» WHAT YOU ARE ASKED TO DO: Extract the full set of records, then give each one again exactly.

» Recorded data:
________________________
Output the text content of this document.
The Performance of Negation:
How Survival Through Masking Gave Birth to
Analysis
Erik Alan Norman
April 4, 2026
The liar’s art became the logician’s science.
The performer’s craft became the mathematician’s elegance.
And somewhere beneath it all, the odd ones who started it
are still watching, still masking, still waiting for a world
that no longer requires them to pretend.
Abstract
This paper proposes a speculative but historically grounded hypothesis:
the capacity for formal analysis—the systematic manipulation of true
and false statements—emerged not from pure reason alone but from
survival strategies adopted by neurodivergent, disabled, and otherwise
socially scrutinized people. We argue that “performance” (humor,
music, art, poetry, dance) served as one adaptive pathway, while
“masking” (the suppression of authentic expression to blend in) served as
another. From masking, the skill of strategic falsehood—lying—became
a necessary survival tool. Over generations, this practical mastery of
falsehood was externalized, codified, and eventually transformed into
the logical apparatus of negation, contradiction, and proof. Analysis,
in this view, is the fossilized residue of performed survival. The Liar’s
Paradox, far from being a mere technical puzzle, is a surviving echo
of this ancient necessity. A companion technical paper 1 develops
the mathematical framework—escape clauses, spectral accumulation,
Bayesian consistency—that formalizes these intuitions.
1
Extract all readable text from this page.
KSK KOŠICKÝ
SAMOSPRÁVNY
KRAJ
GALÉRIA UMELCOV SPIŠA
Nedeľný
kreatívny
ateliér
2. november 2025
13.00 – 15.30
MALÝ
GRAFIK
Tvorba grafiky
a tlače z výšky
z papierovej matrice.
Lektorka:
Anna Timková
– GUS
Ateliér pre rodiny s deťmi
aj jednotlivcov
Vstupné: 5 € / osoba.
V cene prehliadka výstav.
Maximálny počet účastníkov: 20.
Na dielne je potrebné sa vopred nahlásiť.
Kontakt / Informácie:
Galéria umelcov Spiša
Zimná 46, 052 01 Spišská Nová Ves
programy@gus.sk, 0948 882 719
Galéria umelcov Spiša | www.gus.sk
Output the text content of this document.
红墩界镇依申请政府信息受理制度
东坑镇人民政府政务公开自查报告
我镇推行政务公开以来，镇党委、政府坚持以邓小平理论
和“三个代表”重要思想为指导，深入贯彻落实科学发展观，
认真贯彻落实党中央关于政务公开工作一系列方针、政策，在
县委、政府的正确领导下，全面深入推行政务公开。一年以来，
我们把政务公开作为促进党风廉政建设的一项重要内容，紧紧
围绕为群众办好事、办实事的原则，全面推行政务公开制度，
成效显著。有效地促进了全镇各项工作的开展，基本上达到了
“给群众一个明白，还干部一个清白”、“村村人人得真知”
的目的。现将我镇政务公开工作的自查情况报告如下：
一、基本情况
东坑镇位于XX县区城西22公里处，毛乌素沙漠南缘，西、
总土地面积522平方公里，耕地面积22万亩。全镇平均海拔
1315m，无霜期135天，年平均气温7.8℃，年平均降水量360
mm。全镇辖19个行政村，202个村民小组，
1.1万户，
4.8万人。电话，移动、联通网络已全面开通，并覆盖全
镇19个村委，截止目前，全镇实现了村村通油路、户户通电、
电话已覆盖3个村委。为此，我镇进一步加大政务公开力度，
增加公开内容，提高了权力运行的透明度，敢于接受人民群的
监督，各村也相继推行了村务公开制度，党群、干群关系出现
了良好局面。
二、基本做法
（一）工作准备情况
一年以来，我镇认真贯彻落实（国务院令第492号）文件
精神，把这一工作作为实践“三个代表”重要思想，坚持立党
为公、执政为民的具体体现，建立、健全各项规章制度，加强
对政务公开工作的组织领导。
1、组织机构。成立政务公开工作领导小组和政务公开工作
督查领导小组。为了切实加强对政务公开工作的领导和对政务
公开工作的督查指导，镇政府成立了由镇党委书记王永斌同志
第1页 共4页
________________________
» TASK OUTPUT:
Output the text content of this document.
The Performance of Negation:
How Survival Through Masking Gave Birth to
Analysis
Erik Alan Norman
April 4, 2026
The liar’s art became the logician’s science.
The performer’s craft became the mathematician’s elegance.
And somewhere beneath it all, the odd ones who started it
are still watching, still masking, still waiting for a world
that no longer requires them to pretend.
Abstract
This paper proposes a speculative but historically grounded hypothesis:
the capacity for formal analysis—the systematic manipulation of true
and false statements—emerged not from pure reason alone but from
survival strategies adopted by neurodivergent, disabled, and otherwise
socially scrutinized people. We argue that “performance” (humor,
music, art, poetry, dance) served as one adaptive pathway, while
“masking” (the suppression of authentic expression to blend in) served as
another. From masking, the skill of strategic falsehood—lying—became
a necessary survival tool. Over generations, this practical mastery of
falsehood was externalized, codified, and eventually transformed into
the logical apparatus of negation, contradiction, and proof. Analysis,
in this view, is the fossilized residue of performed survival. The Liar’s
Paradox, far from being a mere technical puzzle, is a surviving echo
of this ancient necessity. A companion technical paper 1 develops
the mathematical framework—escape clauses, spectral accumulation,
Bayesian consistency—that formalizes these intuitions.
1
Extract all readable text from this page.
KSK KOŠICKÝ
SAMOSPRÁVNY
KRAJ
GALÉRIA UMELCOV SPIŠA
Nedeľný
kreatívny
ateliér
2. november 2025
13.00 – 15.30
MALÝ
GRAFIK
Tvorba grafiky
a tlače z výšky
z papierovej matrice.
Lektorka:
Anna Timková
– GUS
Ateliér pre rodiny s deťmi
aj jednotlivcov
Vstupné: 5 € / osoba.
V cene prehliadka výstav.
Maximálny počet účastníkov: 20.
Na dielne je potrebné sa vopred nahlásiť.
Kontakt / Informácie:
Galéria umelcov Spiša
Zimná 46, 052 01 Spišská Nová Ves
programy@gus.sk, 0948 882 719
Galéria umelcov Spiša | www.gus.sk
Output the text content of this document.
红墩界镇依申请政府信息受理制度
东坑镇人民政府政务公开自查报告
我镇推行政务公开以来，镇党委、政府坚持以邓小平理论
和“三个代表”重要思想为指导，深入贯彻落实科学发展观，
认真贯彻落实党中央关于政务公开工作一系列方针、政策，在
县委、政府的正确领导下，全面深入推行政务公开。一年以来，
我们把政务公开作为促进党风廉政建设的一项重要内容，紧紧
围绕为群众办好事、办实事的原则，全面推行政务公开制度，
成效显著。有效地促进了全镇各项工作的开展，基本上达到了
“给群众一个明白，还干部一个清白”、“村村人人得真知”
的目的。现将我镇政务公开工作的自查情况报告如下：
一、基本情况
东坑镇位于XX县区城西22公里处，毛乌素沙漠南缘，西、
总土地面积522平方公里，耕地面积22万亩。全镇平均海拔
1315m，无霜期135天，年平均气温7.8℃，年平均降水量360
mm。全镇辖19个行政村，202个村民小组，
1.1万户，
4.8万人。电话，移动、联通网络已全面开通，并覆盖全
镇19个村委，截止目前，全镇实现了村村通油路、户户通电、
电话已覆盖3个村委。为此，我镇进一步加大政务公开力度，
增加公开内容，提高了权力运行的透明度，敢于接受人民群的
监督，各村也相继推行了村务公开制度，党群、干群关系出现
了良好局面。
二、基本做法
（一）工作准备情况
一年以来，我镇认真贯彻落实（国务院令第492号）文件
精神，把这一工作作为实践“三个代表”重要思想，坚持立党
为公、执政为民的具体体现，建立、健全各项规章制度，加强
对政务公开工作的组织领导。
1、组织机构。成立政务公开工作领导小组和政务公开工作
督查领导小组。为了切实加强对政务公开工作的领导和对政务
公开工作的督查指导，镇政府成立了由镇党委书记王永斌同志
第1页 共4页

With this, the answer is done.